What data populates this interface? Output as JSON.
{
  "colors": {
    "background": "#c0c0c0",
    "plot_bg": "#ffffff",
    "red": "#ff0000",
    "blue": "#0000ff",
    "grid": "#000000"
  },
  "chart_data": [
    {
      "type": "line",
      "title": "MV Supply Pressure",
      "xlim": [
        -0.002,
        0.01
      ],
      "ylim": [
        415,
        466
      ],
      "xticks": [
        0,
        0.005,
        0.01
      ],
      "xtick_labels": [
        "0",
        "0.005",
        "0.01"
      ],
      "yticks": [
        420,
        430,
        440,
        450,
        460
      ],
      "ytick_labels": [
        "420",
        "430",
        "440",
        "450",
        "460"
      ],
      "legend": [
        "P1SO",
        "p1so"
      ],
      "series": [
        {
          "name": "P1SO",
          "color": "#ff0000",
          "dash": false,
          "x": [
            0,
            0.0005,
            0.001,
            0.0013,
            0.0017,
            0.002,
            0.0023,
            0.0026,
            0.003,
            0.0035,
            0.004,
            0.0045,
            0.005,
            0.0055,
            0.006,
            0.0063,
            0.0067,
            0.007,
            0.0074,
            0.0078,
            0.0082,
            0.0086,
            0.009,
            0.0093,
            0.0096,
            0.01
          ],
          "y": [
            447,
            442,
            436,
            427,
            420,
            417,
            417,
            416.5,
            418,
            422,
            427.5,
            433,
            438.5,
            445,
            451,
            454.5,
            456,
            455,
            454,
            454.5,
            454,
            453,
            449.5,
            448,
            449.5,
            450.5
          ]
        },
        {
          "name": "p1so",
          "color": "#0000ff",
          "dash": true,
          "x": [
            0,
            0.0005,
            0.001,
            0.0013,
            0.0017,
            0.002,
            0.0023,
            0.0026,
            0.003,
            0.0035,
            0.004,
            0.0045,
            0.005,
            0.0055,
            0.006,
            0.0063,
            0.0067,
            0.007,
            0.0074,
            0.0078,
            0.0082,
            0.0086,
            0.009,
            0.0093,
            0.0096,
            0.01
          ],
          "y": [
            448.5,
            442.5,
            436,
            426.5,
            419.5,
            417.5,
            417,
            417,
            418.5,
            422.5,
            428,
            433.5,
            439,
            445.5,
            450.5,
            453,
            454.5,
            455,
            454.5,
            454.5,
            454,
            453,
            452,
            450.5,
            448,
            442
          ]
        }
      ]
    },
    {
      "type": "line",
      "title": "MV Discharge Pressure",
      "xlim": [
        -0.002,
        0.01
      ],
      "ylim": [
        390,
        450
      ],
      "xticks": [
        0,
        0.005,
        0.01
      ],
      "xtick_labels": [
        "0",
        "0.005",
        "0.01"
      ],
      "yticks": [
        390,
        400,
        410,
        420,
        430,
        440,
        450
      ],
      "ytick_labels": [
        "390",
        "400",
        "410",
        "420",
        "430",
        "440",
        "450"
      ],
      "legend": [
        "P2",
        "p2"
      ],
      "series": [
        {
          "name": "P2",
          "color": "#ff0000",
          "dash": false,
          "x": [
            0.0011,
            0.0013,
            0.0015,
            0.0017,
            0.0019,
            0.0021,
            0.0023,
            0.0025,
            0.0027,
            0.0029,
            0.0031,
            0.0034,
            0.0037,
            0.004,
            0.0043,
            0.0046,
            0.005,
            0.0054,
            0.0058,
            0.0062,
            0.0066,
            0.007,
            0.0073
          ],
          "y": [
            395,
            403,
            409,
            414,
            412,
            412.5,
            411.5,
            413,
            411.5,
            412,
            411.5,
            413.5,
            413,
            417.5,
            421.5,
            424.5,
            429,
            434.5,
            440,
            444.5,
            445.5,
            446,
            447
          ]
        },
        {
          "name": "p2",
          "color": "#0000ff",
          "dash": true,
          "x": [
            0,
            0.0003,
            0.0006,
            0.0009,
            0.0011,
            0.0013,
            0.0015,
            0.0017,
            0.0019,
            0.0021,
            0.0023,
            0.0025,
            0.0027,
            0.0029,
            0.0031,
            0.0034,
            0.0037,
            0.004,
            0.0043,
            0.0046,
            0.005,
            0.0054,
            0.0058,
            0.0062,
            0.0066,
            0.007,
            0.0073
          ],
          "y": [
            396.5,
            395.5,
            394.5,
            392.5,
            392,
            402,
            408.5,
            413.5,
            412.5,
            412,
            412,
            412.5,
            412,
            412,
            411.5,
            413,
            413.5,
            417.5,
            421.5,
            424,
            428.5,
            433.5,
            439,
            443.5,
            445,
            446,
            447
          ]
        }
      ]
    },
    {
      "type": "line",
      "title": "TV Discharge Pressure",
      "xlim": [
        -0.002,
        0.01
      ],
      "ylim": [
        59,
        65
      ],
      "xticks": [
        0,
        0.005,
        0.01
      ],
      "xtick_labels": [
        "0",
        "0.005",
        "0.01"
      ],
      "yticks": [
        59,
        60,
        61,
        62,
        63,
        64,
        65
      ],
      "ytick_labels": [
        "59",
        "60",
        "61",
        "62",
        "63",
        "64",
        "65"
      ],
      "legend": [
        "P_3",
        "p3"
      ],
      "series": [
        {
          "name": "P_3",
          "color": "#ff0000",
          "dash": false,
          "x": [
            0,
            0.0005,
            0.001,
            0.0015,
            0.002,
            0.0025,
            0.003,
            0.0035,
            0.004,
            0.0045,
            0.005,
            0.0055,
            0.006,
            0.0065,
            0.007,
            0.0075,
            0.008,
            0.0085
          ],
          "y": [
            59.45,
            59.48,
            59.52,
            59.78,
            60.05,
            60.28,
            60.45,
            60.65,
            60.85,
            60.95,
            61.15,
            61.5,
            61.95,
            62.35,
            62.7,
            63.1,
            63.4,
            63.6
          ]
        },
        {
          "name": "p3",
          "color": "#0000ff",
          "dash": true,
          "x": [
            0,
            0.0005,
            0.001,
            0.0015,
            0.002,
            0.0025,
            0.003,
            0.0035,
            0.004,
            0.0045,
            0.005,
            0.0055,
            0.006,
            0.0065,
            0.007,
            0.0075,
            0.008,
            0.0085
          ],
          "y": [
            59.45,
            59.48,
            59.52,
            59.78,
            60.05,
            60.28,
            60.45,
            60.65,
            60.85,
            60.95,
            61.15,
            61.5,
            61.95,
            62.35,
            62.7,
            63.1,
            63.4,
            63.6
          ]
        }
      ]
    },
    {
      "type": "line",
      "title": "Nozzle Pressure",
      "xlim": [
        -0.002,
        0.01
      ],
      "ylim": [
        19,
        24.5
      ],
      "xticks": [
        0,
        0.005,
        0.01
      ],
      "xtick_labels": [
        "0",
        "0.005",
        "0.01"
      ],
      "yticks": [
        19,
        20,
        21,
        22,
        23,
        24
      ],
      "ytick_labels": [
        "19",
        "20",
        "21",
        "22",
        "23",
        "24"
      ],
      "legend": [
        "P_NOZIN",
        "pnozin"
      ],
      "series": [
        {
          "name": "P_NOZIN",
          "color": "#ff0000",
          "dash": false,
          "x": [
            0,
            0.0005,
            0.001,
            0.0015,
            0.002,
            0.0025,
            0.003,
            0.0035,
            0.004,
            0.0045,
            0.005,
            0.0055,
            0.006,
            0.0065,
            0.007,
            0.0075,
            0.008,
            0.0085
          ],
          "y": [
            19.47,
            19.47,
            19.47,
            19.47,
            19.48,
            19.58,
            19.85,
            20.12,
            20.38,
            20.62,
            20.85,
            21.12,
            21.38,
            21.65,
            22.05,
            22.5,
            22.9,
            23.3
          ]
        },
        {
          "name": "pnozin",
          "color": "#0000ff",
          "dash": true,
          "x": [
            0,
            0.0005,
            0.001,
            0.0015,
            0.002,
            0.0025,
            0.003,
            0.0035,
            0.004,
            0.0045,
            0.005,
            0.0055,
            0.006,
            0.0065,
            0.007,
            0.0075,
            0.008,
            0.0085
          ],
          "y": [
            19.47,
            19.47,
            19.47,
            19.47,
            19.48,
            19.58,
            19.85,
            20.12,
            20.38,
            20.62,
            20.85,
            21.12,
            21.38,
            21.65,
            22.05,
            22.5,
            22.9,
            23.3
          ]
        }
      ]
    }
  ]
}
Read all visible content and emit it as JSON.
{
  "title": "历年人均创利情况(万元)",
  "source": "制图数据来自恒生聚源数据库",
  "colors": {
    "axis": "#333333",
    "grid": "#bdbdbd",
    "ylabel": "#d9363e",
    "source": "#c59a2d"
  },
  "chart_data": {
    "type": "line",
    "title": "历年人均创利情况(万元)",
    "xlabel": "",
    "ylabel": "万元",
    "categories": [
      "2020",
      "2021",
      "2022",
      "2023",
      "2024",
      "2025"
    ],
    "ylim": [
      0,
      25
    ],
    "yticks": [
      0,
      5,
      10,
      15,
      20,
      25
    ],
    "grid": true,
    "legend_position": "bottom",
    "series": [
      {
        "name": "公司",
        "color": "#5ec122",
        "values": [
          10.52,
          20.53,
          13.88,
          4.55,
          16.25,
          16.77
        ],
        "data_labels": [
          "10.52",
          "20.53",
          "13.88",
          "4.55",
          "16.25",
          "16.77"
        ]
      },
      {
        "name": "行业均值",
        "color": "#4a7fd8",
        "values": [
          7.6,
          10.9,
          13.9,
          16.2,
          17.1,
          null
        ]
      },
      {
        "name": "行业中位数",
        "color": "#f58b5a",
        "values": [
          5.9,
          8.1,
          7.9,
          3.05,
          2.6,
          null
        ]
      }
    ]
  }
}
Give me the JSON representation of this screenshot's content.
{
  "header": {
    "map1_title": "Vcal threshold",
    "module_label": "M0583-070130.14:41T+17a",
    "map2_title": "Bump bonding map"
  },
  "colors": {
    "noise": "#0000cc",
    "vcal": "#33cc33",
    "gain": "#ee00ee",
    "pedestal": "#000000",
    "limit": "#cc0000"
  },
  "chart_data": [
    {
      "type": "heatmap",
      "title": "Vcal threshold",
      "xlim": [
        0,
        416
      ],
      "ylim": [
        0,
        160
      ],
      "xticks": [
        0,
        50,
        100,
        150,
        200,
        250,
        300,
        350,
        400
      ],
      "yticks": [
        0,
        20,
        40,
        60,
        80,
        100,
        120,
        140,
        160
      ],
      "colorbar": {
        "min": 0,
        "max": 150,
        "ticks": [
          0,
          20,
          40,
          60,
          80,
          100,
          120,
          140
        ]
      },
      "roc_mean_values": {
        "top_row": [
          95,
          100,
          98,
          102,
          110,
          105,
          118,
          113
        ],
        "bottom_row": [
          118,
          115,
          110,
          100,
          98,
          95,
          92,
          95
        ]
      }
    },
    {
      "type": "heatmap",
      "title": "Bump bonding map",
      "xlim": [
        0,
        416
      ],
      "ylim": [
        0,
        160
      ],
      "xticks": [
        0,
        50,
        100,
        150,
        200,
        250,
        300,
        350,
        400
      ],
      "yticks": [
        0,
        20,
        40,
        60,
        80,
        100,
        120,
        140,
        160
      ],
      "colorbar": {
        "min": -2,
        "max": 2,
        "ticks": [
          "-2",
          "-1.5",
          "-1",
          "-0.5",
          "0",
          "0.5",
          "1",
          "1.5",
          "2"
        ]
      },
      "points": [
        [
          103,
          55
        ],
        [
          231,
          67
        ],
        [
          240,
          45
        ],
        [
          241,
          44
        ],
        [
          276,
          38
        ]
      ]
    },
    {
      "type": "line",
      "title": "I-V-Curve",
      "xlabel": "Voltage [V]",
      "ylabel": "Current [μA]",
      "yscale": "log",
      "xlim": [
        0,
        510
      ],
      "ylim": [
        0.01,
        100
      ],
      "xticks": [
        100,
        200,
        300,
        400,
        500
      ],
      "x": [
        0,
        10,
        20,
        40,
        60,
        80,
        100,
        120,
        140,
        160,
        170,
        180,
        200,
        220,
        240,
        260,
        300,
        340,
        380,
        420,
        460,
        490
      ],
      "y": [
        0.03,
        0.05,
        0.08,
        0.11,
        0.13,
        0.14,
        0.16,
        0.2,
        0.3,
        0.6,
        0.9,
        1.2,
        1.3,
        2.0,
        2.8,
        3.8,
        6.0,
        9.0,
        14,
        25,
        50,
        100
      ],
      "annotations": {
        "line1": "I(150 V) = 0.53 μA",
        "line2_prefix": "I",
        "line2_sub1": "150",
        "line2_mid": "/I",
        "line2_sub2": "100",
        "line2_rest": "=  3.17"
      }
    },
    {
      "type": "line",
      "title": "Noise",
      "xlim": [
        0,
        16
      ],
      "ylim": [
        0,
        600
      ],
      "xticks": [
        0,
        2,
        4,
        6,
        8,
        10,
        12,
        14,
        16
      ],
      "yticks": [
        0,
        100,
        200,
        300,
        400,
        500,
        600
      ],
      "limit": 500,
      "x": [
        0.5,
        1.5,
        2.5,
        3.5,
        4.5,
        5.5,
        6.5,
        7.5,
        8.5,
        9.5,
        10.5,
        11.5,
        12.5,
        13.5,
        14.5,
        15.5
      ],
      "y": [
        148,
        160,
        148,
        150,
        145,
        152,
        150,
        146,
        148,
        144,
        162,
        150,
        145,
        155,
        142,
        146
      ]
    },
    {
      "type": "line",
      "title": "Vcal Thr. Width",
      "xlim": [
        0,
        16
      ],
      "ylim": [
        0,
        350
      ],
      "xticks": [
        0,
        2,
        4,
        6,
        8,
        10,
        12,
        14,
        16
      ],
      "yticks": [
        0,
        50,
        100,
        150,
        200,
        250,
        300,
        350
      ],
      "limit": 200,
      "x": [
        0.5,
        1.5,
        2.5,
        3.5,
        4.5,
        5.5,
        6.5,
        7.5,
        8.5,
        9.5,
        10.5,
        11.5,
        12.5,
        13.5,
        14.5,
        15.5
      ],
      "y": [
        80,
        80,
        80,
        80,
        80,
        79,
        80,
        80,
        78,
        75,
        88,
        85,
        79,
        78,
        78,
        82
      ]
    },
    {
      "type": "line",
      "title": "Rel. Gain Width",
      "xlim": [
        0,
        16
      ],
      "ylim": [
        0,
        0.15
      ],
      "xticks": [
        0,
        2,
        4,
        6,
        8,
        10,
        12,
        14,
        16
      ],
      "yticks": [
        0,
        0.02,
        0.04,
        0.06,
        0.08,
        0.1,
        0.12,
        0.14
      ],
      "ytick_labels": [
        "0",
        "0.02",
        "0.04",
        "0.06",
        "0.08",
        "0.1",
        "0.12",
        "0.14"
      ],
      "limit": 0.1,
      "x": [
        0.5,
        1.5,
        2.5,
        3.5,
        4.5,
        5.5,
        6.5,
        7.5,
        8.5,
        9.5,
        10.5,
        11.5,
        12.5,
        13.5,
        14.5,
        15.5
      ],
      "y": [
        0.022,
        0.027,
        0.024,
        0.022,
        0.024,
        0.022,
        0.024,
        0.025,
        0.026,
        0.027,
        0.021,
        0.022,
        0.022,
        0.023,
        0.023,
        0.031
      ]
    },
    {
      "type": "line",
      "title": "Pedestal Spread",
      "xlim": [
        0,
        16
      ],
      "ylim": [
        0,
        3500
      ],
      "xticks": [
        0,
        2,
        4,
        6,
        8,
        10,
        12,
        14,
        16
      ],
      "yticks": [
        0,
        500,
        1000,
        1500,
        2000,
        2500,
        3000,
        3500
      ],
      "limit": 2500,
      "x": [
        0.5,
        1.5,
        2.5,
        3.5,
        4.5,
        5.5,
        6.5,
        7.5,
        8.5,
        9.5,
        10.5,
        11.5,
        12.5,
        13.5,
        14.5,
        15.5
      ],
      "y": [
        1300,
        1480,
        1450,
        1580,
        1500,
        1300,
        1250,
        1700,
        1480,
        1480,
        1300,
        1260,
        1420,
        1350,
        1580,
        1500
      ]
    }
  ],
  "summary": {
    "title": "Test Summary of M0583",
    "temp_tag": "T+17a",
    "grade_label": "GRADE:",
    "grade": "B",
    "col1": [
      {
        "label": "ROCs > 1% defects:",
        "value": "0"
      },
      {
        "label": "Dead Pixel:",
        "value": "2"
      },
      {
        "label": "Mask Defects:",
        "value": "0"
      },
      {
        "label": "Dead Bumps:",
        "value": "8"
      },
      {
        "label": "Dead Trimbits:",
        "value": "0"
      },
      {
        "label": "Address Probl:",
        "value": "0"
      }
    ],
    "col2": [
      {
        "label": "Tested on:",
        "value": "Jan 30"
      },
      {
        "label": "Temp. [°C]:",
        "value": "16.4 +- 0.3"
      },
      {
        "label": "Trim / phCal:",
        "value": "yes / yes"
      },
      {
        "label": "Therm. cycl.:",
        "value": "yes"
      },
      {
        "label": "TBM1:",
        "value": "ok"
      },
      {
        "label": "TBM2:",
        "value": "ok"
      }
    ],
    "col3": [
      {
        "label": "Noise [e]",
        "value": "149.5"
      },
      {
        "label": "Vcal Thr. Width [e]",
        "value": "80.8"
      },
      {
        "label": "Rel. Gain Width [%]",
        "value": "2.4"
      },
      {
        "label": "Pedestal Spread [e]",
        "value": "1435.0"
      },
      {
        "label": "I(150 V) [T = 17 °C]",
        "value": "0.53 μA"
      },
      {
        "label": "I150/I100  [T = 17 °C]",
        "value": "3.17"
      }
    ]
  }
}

———

Exercise instructions :: Look through the entries and find each line that has the string "JSON". Copy those lines.

Response to this task ::
What data populates this interface? Output as JSON.
Read all visible content and emit it as JSON.
Give me the JSON representation of this screenshot's content.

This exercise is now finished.